◆ Information shown
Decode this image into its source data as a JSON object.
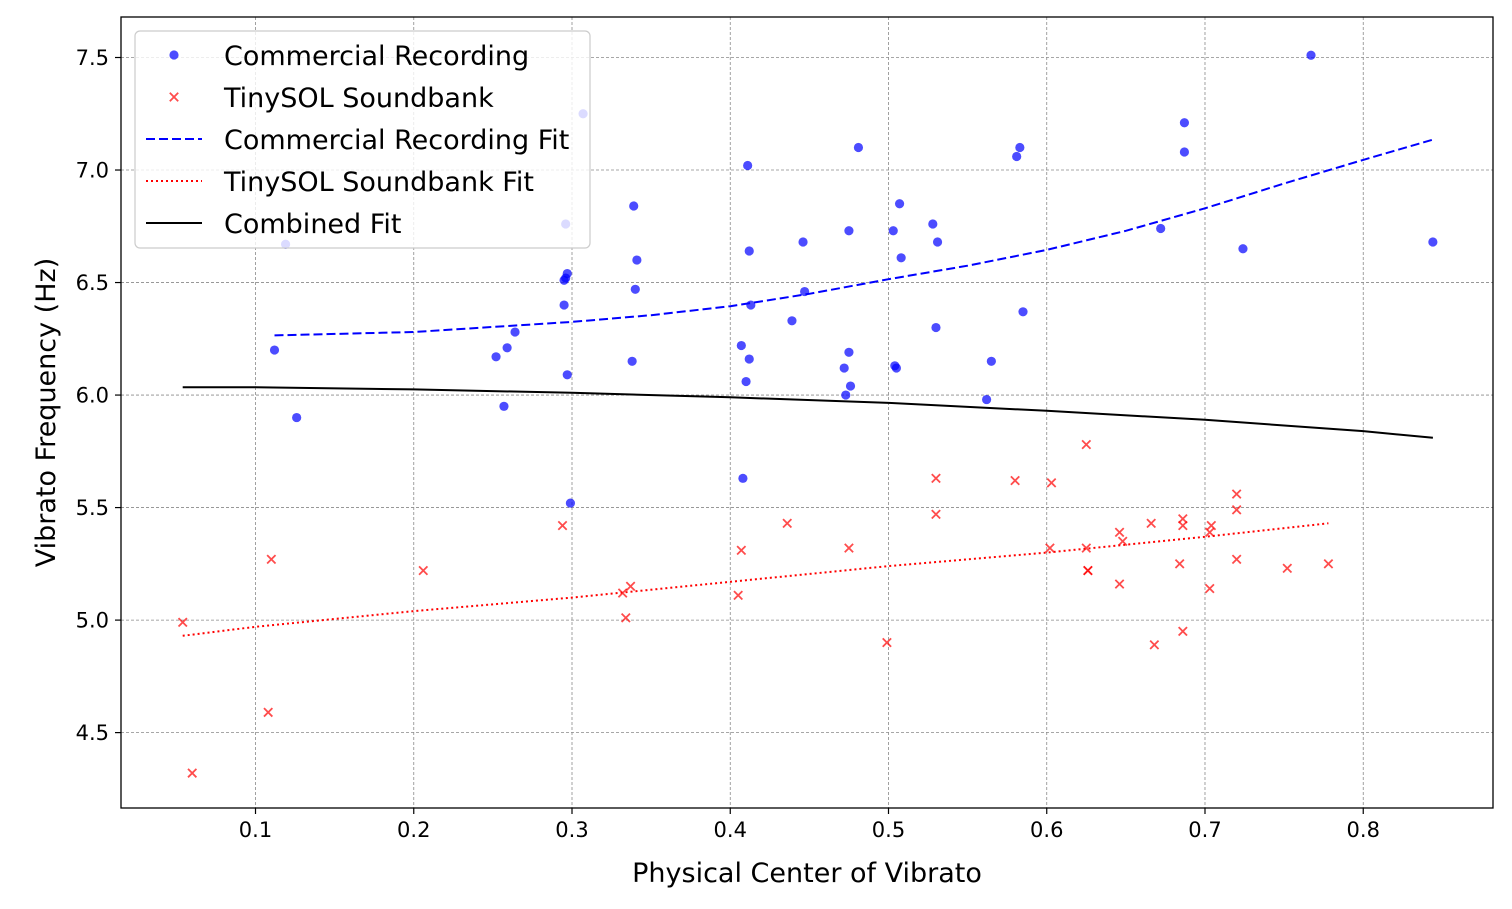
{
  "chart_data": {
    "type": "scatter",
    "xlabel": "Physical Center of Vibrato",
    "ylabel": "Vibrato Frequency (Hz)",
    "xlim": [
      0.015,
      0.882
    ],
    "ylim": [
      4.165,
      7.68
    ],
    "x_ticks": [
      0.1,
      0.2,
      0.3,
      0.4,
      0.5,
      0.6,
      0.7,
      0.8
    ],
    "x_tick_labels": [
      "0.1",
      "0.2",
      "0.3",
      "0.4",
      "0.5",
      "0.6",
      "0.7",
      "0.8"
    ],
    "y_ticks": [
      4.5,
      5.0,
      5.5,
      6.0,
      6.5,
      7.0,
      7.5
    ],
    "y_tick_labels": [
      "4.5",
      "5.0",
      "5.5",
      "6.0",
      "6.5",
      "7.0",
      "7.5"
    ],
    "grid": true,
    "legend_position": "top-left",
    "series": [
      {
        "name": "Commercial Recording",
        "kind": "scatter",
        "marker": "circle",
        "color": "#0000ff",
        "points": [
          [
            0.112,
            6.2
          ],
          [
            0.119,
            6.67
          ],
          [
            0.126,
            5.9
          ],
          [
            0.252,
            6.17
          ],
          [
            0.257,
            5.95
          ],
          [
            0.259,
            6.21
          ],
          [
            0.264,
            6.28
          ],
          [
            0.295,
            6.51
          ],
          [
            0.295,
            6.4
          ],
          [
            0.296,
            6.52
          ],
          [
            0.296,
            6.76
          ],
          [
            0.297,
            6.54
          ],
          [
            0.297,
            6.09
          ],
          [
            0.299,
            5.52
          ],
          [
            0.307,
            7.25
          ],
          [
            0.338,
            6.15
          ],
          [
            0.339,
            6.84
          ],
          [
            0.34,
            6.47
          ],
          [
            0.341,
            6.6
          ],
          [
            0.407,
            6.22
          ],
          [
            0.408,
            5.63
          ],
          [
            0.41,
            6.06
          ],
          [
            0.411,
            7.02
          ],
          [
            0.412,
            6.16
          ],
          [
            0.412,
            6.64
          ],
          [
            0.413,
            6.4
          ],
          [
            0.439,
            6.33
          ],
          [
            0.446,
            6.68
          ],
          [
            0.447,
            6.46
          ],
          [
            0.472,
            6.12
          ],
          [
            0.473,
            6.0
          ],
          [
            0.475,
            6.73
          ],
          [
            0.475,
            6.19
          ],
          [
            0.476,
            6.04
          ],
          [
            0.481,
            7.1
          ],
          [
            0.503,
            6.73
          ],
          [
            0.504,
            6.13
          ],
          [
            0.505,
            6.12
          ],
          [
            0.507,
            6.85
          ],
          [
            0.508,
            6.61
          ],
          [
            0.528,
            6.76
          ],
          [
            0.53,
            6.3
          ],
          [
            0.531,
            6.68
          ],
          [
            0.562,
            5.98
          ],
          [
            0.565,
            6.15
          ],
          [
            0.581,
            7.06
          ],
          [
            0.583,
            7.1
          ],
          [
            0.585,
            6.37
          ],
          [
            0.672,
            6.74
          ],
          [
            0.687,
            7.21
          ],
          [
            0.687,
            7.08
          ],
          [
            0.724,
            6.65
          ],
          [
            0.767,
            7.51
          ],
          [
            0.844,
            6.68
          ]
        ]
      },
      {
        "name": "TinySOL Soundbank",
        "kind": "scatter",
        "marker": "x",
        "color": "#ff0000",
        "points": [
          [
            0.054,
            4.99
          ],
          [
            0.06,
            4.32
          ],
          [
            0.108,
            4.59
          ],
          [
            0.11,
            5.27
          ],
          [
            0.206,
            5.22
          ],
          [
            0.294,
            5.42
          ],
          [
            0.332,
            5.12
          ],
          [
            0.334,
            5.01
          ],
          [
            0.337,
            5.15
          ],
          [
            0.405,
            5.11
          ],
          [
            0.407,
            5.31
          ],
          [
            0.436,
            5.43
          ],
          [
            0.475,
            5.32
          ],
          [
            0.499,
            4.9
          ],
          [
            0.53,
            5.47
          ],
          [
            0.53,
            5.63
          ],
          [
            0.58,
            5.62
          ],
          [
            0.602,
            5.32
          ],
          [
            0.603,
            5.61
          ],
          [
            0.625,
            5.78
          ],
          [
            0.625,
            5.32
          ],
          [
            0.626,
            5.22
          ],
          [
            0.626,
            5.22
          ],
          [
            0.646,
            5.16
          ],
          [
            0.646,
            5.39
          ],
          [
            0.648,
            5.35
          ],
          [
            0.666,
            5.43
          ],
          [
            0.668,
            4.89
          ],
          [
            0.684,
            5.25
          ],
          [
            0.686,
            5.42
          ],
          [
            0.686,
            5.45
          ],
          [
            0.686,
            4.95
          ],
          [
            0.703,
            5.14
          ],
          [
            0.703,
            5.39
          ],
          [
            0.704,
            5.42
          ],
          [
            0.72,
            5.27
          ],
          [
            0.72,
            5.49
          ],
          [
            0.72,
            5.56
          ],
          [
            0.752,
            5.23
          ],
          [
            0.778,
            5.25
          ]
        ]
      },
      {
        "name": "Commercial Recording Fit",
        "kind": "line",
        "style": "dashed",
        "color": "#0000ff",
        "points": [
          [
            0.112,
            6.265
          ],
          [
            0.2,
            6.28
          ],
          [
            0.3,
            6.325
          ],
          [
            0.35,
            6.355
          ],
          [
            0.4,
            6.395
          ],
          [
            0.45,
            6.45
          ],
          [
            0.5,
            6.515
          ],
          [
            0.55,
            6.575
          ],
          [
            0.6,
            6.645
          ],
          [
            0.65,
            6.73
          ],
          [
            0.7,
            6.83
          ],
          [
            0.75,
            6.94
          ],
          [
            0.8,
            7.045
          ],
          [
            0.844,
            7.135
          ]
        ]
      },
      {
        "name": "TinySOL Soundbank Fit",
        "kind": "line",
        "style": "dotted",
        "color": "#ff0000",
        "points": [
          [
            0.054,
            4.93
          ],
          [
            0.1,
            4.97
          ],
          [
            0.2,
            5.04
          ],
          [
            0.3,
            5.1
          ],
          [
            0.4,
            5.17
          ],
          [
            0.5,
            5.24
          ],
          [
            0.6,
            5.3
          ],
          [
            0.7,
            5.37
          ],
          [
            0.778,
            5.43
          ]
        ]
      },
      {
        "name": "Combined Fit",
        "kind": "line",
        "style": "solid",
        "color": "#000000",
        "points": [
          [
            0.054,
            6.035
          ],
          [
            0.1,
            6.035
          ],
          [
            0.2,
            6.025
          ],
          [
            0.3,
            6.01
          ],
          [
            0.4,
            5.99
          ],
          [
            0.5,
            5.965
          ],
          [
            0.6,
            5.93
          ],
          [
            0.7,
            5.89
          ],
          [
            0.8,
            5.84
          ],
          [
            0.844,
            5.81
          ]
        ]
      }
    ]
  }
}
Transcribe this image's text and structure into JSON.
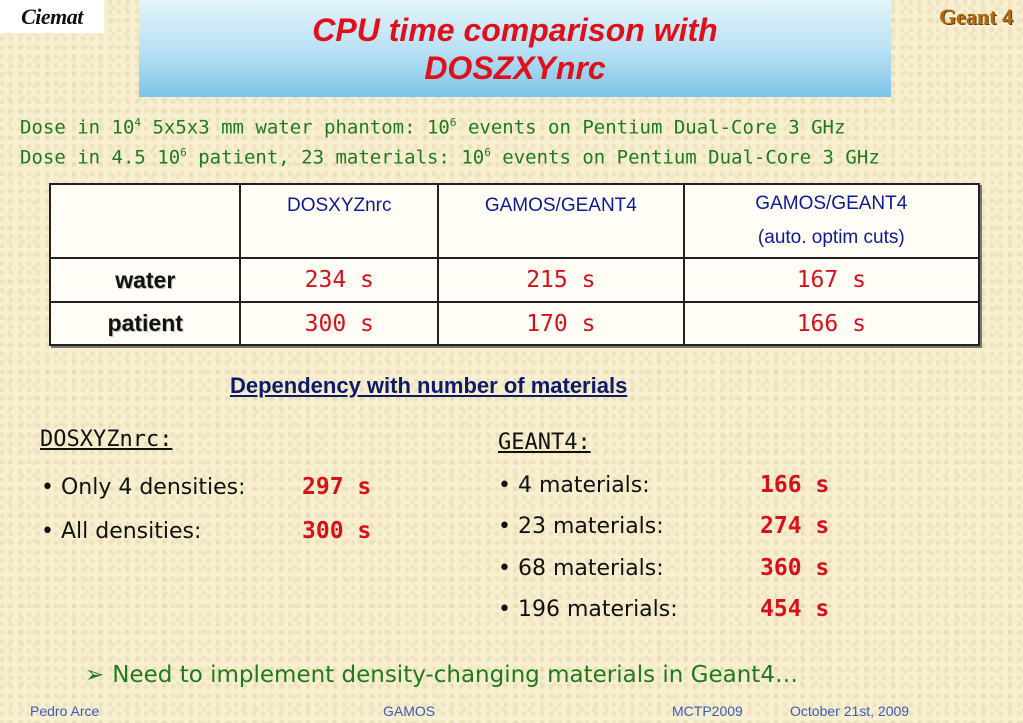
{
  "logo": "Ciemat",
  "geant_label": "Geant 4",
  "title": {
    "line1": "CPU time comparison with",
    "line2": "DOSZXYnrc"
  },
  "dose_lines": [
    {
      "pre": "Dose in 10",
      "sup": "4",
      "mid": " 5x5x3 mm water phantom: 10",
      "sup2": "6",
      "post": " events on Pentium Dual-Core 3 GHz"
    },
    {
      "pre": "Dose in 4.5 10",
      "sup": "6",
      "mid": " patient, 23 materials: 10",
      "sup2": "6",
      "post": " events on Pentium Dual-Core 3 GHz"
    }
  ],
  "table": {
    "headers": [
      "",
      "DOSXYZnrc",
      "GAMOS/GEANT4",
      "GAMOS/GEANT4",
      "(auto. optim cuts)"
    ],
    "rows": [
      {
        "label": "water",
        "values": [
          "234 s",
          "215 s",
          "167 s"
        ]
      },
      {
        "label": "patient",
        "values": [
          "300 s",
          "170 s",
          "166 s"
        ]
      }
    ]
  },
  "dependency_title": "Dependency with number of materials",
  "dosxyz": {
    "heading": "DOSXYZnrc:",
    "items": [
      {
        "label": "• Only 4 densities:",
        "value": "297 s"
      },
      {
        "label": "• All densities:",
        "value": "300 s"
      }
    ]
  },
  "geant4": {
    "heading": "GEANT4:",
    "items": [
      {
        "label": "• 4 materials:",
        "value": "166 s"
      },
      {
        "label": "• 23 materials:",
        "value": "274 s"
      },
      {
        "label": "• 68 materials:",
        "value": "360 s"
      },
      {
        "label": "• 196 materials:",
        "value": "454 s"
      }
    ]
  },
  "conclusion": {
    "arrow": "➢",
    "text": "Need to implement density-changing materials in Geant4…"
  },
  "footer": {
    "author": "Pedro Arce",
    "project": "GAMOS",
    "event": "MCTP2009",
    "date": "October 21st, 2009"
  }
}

◆ Short problem
Count how many lines contain "name" and give only that count.

◆ Output for this task
5